▶ _PROBLEM TO SOLVE_: Extract each line containing the string "JSON".

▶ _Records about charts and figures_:
__________________________________________________
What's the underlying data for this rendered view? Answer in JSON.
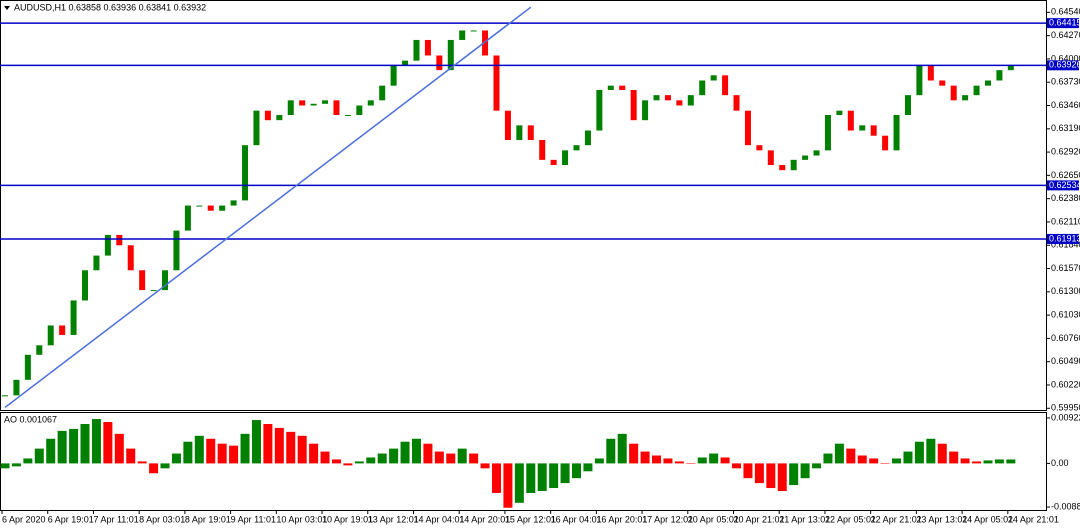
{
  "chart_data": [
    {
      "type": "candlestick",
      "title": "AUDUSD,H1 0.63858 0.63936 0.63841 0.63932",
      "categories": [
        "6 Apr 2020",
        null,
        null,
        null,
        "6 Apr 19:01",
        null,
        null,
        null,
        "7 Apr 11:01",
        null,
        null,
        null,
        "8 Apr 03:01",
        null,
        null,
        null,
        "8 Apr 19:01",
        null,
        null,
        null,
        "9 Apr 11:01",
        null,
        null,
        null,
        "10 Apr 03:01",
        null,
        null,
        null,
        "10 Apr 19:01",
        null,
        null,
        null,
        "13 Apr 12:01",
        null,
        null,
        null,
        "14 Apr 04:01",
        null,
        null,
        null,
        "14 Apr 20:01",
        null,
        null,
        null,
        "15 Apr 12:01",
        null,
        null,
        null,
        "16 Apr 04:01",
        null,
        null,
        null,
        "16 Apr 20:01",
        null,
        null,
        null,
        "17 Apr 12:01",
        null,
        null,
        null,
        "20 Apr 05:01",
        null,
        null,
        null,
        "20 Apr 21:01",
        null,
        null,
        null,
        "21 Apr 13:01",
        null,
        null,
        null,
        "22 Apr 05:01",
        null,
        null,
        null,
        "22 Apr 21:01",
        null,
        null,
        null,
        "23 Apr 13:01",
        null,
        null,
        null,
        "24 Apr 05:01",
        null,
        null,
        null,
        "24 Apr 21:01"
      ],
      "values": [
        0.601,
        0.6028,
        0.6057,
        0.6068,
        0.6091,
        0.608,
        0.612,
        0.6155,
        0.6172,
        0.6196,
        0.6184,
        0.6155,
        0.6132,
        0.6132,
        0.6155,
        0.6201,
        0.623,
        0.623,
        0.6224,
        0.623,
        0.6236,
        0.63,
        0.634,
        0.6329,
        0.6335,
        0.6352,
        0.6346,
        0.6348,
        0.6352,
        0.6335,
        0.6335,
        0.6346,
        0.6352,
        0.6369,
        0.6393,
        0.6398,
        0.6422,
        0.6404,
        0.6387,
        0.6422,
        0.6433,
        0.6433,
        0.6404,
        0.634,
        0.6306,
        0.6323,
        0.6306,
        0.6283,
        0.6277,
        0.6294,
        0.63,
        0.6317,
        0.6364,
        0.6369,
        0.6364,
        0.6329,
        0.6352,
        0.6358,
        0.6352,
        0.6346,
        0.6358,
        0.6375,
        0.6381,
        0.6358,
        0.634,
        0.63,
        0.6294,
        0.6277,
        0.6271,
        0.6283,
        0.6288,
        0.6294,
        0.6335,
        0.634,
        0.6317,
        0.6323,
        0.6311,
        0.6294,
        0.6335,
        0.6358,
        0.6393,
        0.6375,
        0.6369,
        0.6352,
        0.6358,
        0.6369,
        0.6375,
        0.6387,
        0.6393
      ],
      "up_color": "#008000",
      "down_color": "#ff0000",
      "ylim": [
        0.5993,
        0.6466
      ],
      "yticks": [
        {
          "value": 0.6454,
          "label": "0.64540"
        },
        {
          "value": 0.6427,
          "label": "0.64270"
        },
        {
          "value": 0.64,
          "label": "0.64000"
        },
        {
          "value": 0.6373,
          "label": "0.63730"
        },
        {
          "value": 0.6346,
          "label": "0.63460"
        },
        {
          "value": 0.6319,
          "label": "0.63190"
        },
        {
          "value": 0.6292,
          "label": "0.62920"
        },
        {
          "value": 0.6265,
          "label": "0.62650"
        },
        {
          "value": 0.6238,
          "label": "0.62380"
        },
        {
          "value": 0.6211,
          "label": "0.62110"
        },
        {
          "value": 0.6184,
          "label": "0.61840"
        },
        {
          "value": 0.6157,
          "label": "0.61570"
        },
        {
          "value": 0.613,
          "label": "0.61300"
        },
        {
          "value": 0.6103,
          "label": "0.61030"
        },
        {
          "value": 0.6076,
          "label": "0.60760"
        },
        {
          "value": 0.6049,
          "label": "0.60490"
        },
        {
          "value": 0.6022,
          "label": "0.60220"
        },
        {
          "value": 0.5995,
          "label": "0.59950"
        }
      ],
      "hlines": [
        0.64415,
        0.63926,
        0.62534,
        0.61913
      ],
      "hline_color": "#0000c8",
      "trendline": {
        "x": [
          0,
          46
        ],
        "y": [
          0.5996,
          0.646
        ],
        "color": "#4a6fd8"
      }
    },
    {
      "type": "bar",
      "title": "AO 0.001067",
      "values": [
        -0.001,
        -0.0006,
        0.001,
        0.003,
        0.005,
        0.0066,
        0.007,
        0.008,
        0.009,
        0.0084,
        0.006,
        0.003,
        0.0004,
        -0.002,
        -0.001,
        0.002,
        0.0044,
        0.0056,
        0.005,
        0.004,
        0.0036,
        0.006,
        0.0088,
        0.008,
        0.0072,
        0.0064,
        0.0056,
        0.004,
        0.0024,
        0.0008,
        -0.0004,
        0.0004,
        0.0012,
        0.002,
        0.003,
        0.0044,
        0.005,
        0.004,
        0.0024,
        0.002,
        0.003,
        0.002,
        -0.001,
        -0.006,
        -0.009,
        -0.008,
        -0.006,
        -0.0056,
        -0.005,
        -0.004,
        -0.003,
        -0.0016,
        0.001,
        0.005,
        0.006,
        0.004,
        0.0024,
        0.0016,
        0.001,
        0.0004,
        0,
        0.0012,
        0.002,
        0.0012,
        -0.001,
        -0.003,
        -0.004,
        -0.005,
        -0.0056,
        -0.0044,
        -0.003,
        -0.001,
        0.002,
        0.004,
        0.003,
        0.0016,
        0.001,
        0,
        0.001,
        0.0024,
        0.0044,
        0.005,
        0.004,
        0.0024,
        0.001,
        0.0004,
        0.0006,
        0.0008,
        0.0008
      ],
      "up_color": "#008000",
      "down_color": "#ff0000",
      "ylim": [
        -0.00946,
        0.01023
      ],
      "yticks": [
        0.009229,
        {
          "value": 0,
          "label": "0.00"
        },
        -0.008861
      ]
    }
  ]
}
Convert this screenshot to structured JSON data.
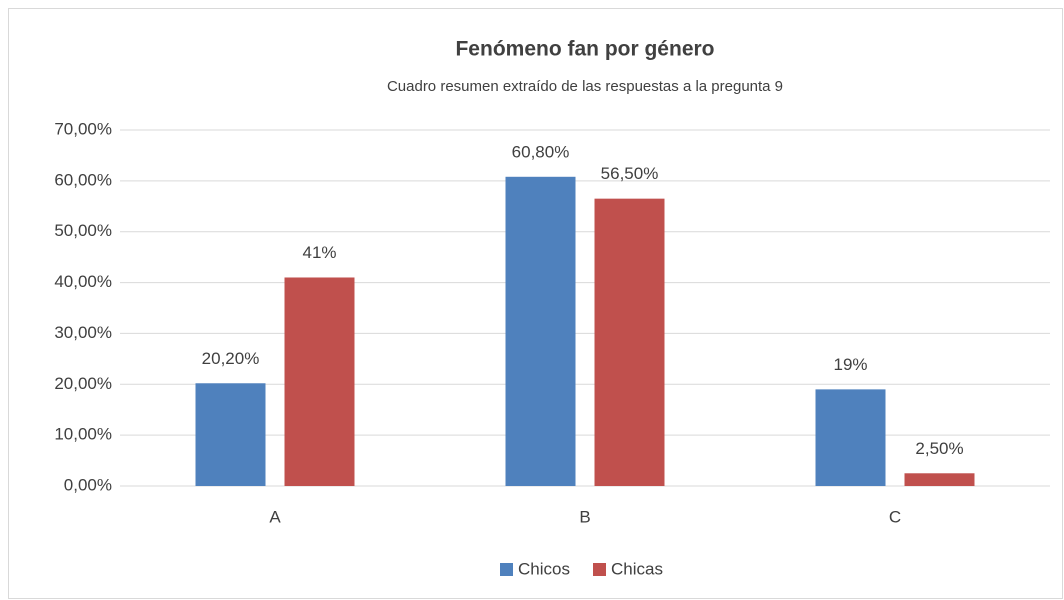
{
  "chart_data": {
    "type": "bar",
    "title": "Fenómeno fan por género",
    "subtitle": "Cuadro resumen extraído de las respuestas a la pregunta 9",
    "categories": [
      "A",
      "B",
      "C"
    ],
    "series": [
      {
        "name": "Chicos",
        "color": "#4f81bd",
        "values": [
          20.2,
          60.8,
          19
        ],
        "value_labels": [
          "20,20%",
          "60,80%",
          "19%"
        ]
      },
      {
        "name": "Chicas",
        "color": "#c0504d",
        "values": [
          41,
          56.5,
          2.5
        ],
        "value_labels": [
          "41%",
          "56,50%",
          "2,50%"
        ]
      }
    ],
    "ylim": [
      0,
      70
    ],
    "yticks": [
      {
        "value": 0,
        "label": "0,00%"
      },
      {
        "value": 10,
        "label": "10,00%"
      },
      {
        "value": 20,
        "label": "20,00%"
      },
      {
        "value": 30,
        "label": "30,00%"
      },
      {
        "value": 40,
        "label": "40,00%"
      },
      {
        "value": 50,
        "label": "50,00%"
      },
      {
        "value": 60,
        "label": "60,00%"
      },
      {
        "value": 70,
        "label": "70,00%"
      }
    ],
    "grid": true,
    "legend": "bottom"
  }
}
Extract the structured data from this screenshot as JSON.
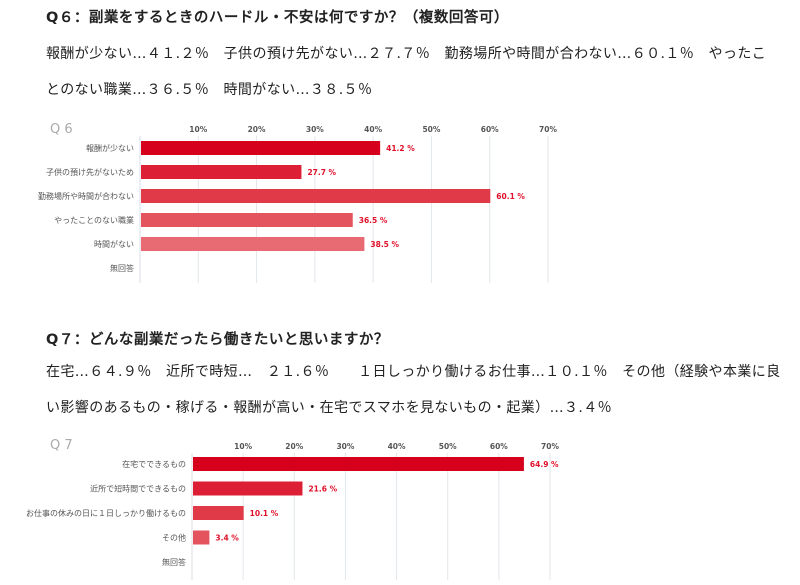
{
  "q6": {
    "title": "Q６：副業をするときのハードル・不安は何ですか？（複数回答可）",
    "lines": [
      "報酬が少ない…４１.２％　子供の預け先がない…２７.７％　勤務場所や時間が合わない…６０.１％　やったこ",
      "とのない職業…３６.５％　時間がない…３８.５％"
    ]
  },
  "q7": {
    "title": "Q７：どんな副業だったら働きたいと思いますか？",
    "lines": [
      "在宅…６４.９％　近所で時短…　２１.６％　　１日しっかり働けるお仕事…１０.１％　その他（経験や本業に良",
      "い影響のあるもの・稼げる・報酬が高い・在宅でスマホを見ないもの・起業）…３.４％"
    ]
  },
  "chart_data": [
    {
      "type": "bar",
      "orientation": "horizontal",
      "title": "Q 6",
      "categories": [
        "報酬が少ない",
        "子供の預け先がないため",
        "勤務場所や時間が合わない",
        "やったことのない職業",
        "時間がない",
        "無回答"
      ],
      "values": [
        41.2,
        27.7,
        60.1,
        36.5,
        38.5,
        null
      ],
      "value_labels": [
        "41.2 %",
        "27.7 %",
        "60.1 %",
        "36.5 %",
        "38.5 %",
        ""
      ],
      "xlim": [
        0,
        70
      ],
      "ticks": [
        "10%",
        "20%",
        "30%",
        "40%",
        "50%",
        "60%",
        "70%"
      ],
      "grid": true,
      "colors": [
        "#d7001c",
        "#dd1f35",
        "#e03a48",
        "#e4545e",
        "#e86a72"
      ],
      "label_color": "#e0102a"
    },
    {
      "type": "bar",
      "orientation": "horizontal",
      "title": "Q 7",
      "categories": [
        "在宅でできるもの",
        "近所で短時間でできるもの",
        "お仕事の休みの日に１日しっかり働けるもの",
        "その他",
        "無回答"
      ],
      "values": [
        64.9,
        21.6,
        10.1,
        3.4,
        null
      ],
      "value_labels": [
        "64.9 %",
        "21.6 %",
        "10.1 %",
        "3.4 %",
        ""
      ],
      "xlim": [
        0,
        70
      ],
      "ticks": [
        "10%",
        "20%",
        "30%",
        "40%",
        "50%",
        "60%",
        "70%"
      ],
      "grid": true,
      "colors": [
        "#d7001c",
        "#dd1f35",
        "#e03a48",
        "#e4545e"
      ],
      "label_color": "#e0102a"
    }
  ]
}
__________________________________________________
▶ _ANSWER FOR THE TASK_:
What's the underlying data for this rendered view? Answer in JSON.
Convert this screenshot to structured JSON data.
Extract the structured data from this screenshot as JSON.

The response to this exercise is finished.